Go through the records and extract every line with the word "pain".

## BEGIN Entries provided

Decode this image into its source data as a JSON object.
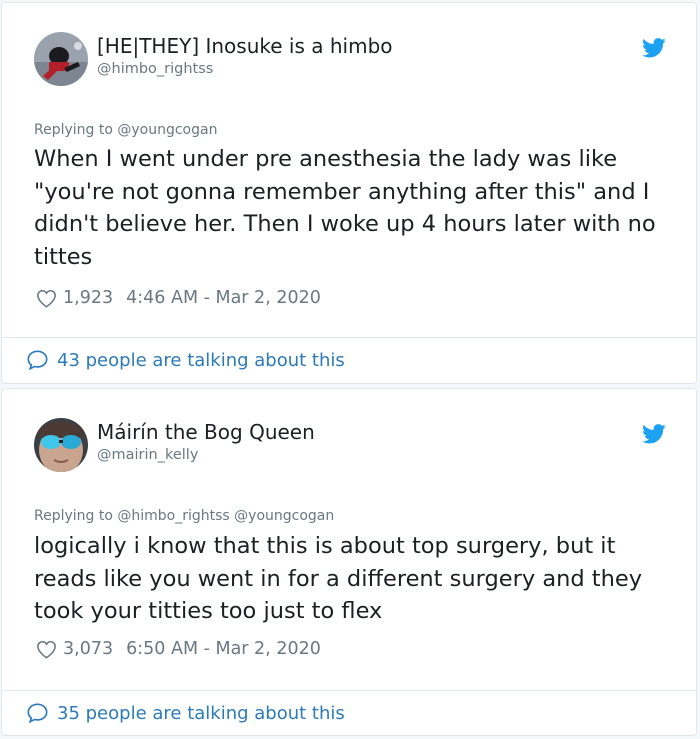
{
  "colors": {
    "link": "#2b7bb9",
    "twitter_blue": "#1da1f2",
    "muted": "#697882",
    "text": "#1c2022"
  },
  "tweets": [
    {
      "display_name": "[HE|THEY] Inosuke is a himbo",
      "handle": "@himbo_rightss",
      "replying_to": "Replying to @youngcogan",
      "text": "When I went under pre anesthesia the lady was like \"you're not gonna remember anything after this\" and I didn't believe her. Then I woke up 4 hours later with no tittes",
      "likes": "1,923",
      "timestamp": "4:46 AM - Mar 2, 2020",
      "talking": "43 people are talking about this",
      "icons": [
        "heart-icon",
        "comment-bubble-icon",
        "twitter-bird-icon"
      ]
    },
    {
      "display_name": "Máirín the Bog Queen",
      "handle": "@mairin_kelly",
      "replying_to": "Replying to @himbo_rightss @youngcogan",
      "text": "logically i know that this is about top surgery, but it reads like you went in for a different surgery and they took your titties too just to flex",
      "likes": "3,073",
      "timestamp": "6:50 AM - Mar 2, 2020",
      "talking": "35 people are talking about this",
      "icons": [
        "heart-icon",
        "comment-bubble-icon",
        "twitter-bird-icon"
      ]
    }
  ]
}
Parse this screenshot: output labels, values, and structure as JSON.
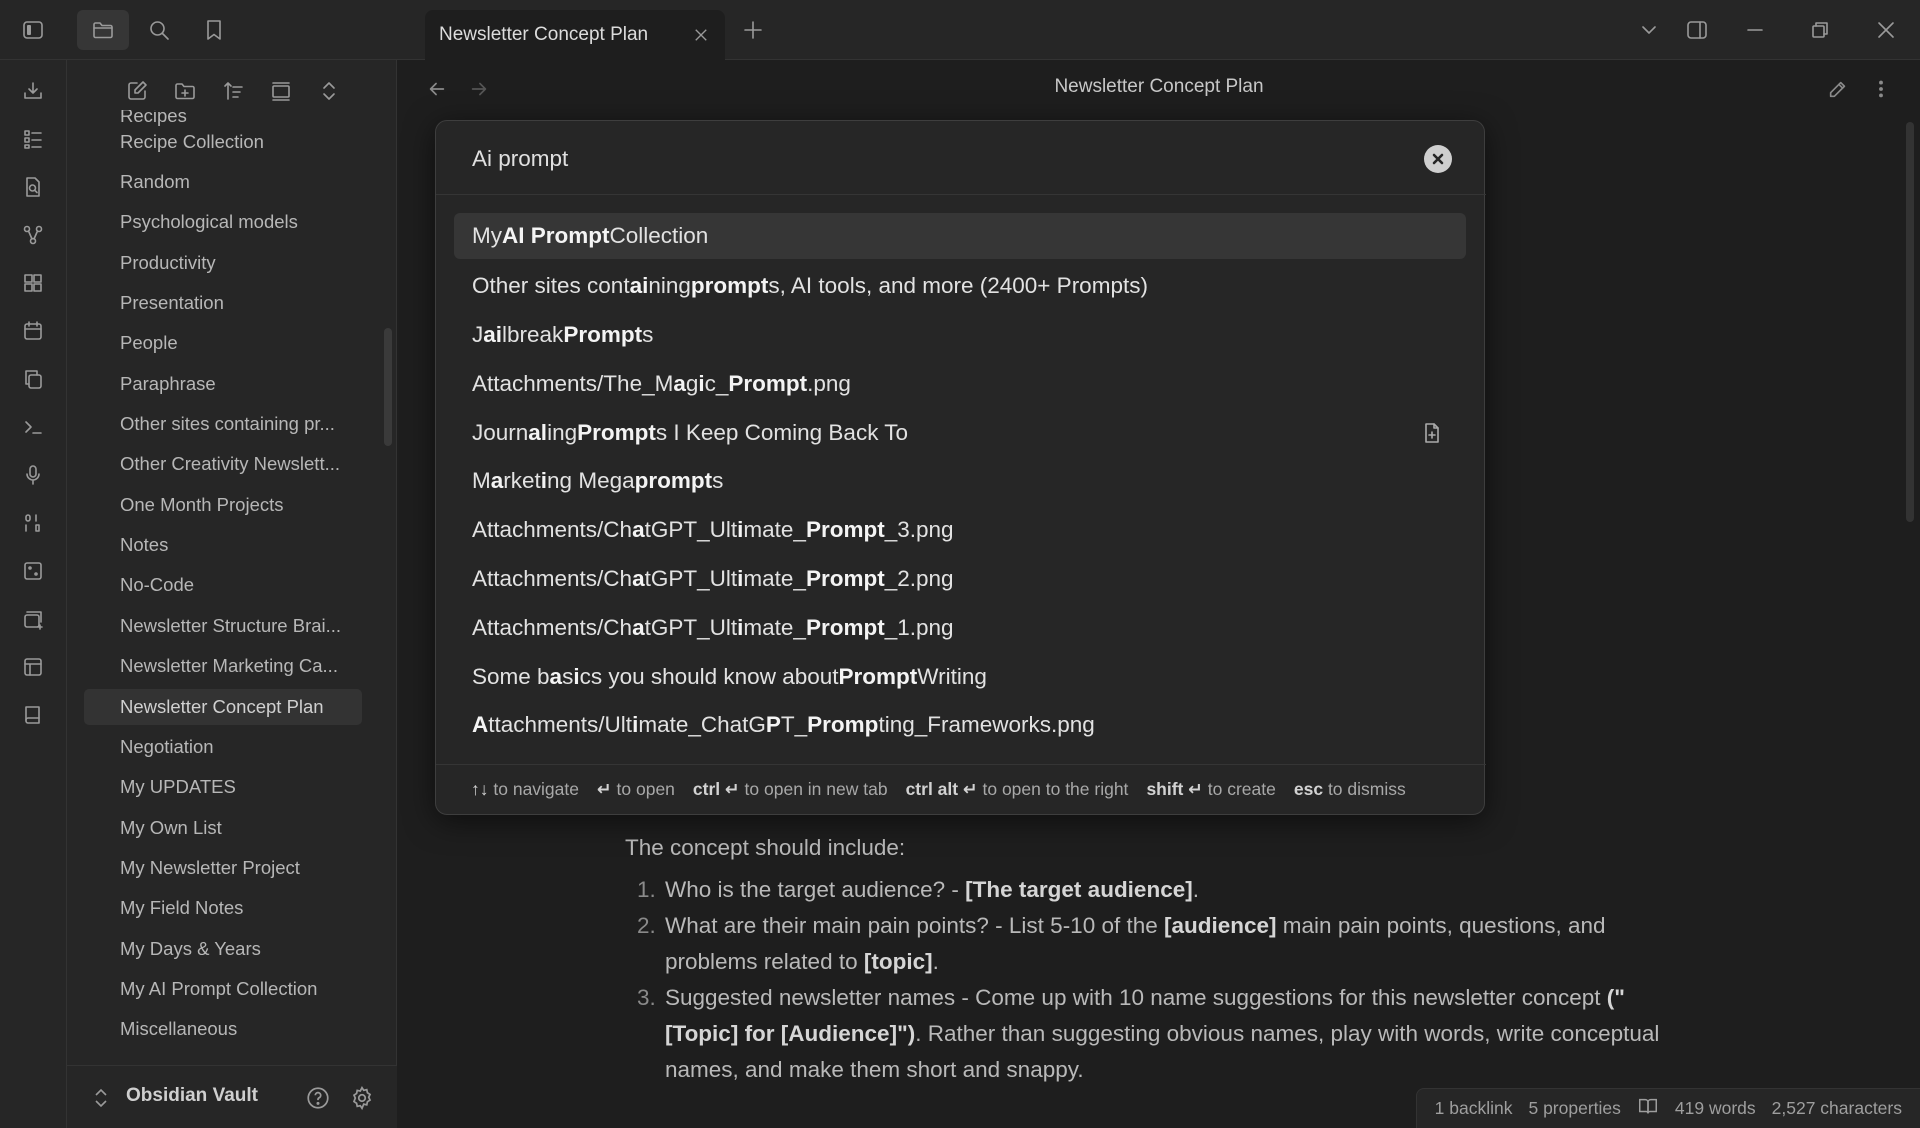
{
  "window": {
    "tab_title": "Newsletter Concept Plan"
  },
  "view": {
    "title": "Newsletter Concept Plan"
  },
  "sidebar": {
    "files": [
      "Recipes",
      "Recipe Collection",
      "Random",
      "Psychological models",
      "Productivity",
      "Presentation",
      "People",
      "Paraphrase",
      "Other sites containing pr...",
      "Other Creativity Newslett...",
      "One Month Projects",
      "Notes",
      "No-Code",
      "Newsletter Structure Brai...",
      "Newsletter Marketing Ca...",
      "Newsletter Concept Plan",
      "Negotiation",
      "My UPDATES",
      "My Own List",
      "My Newsletter  Project",
      "My Field Notes",
      "My Days & Years",
      "My AI Prompt Collection",
      "Miscellaneous"
    ],
    "active_file": "Newsletter Concept Plan",
    "vault_name": "Obsidian Vault"
  },
  "switcher": {
    "query": "Ai prompt",
    "results": [
      [
        [
          "My ",
          false
        ],
        [
          "AI Prompt",
          true
        ],
        [
          " Collection",
          false
        ]
      ],
      [
        [
          "Other sites cont",
          false
        ],
        [
          "ai",
          true
        ],
        [
          "ning ",
          false
        ],
        [
          "prompt",
          true
        ],
        [
          "s, AI tools, and more (2400+ Prompts)",
          false
        ]
      ],
      [
        [
          "J",
          false
        ],
        [
          "ai",
          true
        ],
        [
          "lbreak ",
          false
        ],
        [
          "Prompt",
          true
        ],
        [
          "s",
          false
        ]
      ],
      [
        [
          "Attachments/The_M",
          false
        ],
        [
          "a",
          true
        ],
        [
          "g",
          false
        ],
        [
          "i",
          true
        ],
        [
          "c_",
          false
        ],
        [
          "Prompt",
          true
        ],
        [
          ".png",
          false
        ]
      ],
      [
        [
          "Journ",
          false
        ],
        [
          "al",
          true
        ],
        [
          "i",
          false
        ],
        [
          "ng ",
          false
        ],
        [
          "Prompt",
          true
        ],
        [
          "s I Keep Coming Back To",
          false
        ]
      ],
      [
        [
          "M",
          false
        ],
        [
          "a",
          true
        ],
        [
          "rket",
          false
        ],
        [
          "i",
          true
        ],
        [
          "ng Mega ",
          false
        ],
        [
          "prompt",
          true
        ],
        [
          "s",
          false
        ]
      ],
      [
        [
          "Attachments/Ch",
          false
        ],
        [
          "a",
          true
        ],
        [
          "tGPT_Ult",
          false
        ],
        [
          "i",
          true
        ],
        [
          "mate_",
          false
        ],
        [
          "Prompt",
          true
        ],
        [
          "_3.png",
          false
        ]
      ],
      [
        [
          "Attachments/Ch",
          false
        ],
        [
          "a",
          true
        ],
        [
          "tGPT_Ult",
          false
        ],
        [
          "i",
          true
        ],
        [
          "mate_",
          false
        ],
        [
          "Prompt",
          true
        ],
        [
          "_2.png",
          false
        ]
      ],
      [
        [
          "Attachments/Ch",
          false
        ],
        [
          "a",
          true
        ],
        [
          "tGPT_Ult",
          false
        ],
        [
          "i",
          true
        ],
        [
          "mate_",
          false
        ],
        [
          "Prompt",
          true
        ],
        [
          "_1.png",
          false
        ]
      ],
      [
        [
          "Some b",
          false
        ],
        [
          "a",
          true
        ],
        [
          "s",
          false
        ],
        [
          "i",
          true
        ],
        [
          "cs you should know about ",
          false
        ],
        [
          "Prompt",
          true
        ],
        [
          " Writing",
          false
        ]
      ],
      [
        [
          "A",
          true
        ],
        [
          "ttachments/Ult",
          false
        ],
        [
          "i",
          true
        ],
        [
          "mate_ChatG",
          false
        ],
        [
          "P",
          true
        ],
        [
          "T_",
          false
        ],
        [
          "Promp",
          true
        ],
        [
          "ting_Frameworks.png",
          false
        ]
      ]
    ],
    "create_icon_row": 4,
    "hints": [
      {
        "key": "↑↓",
        "text": "to navigate"
      },
      {
        "key": "↵",
        "text": "to open"
      },
      {
        "key": "ctrl ↵",
        "text": "to open in new tab"
      },
      {
        "key": "ctrl alt ↵",
        "text": "to open to the right"
      },
      {
        "key": "shift ↵",
        "text": "to create"
      },
      {
        "key": "esc",
        "text": "to dismiss"
      }
    ]
  },
  "document": {
    "intro": "The concept should include:",
    "items": [
      {
        "num": "1.",
        "parts": [
          [
            "Who is the target audience? - ",
            false
          ],
          [
            "[The target audience]",
            true
          ],
          [
            ".",
            false
          ]
        ]
      },
      {
        "num": "2.",
        "parts": [
          [
            "What are their main pain points? - List 5-10 of the ",
            false
          ],
          [
            "[audience]",
            true
          ],
          [
            " main pain points, questions, and problems related to ",
            false
          ],
          [
            "[topic]",
            true
          ],
          [
            ".",
            false
          ]
        ]
      },
      {
        "num": "3.",
        "parts": [
          [
            "Suggested newsletter names - Come up with 10 name suggestions for this newsletter concept ",
            false
          ],
          [
            "(\"[Topic] for [Audience]\")",
            true
          ],
          [
            ". Rather than suggesting obvious names, play with words, write conceptual names, and make them short and snappy.",
            false
          ]
        ]
      }
    ]
  },
  "status": {
    "backlinks": "1 backlink",
    "properties": "5 properties",
    "words": "419 words",
    "characters": "2,527 characters"
  }
}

## END Entries provided

*Expected answer:*
            "What are their main pain points? - List 5-10 of the ",
            " main pain points, questions, and problems related to ",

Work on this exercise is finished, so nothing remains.